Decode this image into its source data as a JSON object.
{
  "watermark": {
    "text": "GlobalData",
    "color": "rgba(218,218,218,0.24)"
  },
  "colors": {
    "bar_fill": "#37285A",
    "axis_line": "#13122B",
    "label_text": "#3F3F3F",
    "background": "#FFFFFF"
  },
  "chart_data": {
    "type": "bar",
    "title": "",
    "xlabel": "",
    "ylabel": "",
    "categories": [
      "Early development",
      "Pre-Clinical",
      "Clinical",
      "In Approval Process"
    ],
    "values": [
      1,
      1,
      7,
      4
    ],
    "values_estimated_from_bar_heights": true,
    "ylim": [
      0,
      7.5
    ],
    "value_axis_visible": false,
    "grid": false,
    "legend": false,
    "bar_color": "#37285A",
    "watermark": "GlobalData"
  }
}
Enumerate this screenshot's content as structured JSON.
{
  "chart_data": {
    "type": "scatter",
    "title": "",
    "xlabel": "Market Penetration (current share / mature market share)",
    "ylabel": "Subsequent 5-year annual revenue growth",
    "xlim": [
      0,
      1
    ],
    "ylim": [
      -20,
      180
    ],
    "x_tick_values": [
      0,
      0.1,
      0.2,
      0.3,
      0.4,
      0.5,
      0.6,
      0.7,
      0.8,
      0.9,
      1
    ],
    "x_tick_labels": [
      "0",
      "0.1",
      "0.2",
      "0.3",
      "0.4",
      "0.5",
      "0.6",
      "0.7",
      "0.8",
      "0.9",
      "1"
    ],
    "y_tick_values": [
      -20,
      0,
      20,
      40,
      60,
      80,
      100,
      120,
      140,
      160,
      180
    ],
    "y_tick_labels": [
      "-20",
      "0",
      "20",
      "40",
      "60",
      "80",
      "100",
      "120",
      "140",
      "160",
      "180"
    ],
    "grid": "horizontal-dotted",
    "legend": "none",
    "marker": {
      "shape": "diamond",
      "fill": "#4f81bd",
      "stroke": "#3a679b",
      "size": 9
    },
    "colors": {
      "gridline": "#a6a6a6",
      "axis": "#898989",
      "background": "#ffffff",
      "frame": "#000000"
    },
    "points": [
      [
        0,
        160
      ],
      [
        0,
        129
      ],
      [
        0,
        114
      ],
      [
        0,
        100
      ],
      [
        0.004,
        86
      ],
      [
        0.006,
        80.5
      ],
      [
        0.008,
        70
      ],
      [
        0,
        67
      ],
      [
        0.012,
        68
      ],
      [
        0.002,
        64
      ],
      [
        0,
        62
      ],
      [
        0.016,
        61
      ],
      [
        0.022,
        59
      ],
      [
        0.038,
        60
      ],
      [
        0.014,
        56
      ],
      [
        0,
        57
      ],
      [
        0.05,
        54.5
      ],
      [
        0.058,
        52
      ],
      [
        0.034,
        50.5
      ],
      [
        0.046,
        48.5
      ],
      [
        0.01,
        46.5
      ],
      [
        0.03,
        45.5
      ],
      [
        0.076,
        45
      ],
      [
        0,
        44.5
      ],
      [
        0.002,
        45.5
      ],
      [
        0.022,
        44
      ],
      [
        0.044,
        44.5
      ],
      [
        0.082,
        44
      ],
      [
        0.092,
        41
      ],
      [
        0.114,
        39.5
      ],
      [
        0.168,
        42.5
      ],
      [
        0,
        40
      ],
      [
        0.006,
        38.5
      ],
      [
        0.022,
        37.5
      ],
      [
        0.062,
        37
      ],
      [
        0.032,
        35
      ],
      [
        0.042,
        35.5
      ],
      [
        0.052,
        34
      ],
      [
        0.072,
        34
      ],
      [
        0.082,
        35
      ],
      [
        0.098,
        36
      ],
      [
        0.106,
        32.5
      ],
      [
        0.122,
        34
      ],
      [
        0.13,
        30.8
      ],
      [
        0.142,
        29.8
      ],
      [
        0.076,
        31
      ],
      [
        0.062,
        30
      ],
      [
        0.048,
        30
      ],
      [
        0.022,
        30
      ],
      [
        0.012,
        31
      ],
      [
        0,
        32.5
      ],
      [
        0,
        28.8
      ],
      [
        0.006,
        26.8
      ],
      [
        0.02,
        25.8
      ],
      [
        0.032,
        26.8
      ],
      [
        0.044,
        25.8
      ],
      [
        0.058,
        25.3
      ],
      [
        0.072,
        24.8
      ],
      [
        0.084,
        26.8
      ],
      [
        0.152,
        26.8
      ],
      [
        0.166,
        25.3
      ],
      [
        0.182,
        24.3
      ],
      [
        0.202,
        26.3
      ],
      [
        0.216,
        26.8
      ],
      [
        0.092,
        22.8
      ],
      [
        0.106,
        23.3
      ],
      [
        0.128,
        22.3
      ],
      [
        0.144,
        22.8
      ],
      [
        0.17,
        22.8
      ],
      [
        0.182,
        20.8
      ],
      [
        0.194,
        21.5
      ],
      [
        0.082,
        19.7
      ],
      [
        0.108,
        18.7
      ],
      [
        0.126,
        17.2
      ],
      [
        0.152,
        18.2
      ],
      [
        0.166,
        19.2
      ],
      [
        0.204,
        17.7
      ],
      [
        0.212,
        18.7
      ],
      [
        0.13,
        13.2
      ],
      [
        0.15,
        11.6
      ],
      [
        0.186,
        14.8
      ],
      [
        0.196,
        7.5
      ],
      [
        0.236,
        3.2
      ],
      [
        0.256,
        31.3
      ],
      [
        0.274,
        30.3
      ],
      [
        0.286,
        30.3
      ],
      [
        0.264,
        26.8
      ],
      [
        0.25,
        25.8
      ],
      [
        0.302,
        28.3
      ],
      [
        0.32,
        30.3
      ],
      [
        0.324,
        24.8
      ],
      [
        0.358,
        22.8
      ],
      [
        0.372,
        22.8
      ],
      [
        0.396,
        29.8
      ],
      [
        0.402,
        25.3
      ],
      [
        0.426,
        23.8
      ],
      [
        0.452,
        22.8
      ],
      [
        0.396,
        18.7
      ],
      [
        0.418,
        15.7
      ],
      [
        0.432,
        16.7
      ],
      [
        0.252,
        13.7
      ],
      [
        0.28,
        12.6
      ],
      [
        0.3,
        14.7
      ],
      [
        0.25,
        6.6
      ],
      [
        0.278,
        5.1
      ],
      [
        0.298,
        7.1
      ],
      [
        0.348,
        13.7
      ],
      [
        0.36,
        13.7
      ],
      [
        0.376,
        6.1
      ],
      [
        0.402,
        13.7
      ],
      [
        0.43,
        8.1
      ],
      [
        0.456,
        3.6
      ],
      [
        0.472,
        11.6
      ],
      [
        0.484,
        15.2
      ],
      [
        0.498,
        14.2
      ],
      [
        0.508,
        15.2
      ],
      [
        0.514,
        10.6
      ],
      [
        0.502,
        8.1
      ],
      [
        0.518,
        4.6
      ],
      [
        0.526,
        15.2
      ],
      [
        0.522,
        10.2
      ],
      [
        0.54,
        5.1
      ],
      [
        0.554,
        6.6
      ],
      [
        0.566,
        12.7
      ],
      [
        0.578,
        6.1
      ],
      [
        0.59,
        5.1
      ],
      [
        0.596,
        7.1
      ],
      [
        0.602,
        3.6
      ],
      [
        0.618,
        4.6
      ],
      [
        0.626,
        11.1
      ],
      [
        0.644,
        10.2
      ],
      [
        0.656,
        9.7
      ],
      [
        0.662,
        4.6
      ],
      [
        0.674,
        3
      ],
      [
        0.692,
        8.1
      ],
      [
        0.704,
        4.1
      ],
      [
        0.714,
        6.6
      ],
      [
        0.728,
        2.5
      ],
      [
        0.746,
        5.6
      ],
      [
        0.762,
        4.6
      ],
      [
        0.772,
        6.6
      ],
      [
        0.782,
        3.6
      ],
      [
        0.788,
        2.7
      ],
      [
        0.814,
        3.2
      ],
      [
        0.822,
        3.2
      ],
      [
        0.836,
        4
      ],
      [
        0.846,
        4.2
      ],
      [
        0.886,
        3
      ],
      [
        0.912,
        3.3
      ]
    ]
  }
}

★ ★ ★ ★

WHAT YOU NEED TO DO
Filter the records above for "ylabel" and copy every matching line.

THE REPLY
    "ylabel": "",
    "ylabel": "Subsequent 5-year annual revenue growth",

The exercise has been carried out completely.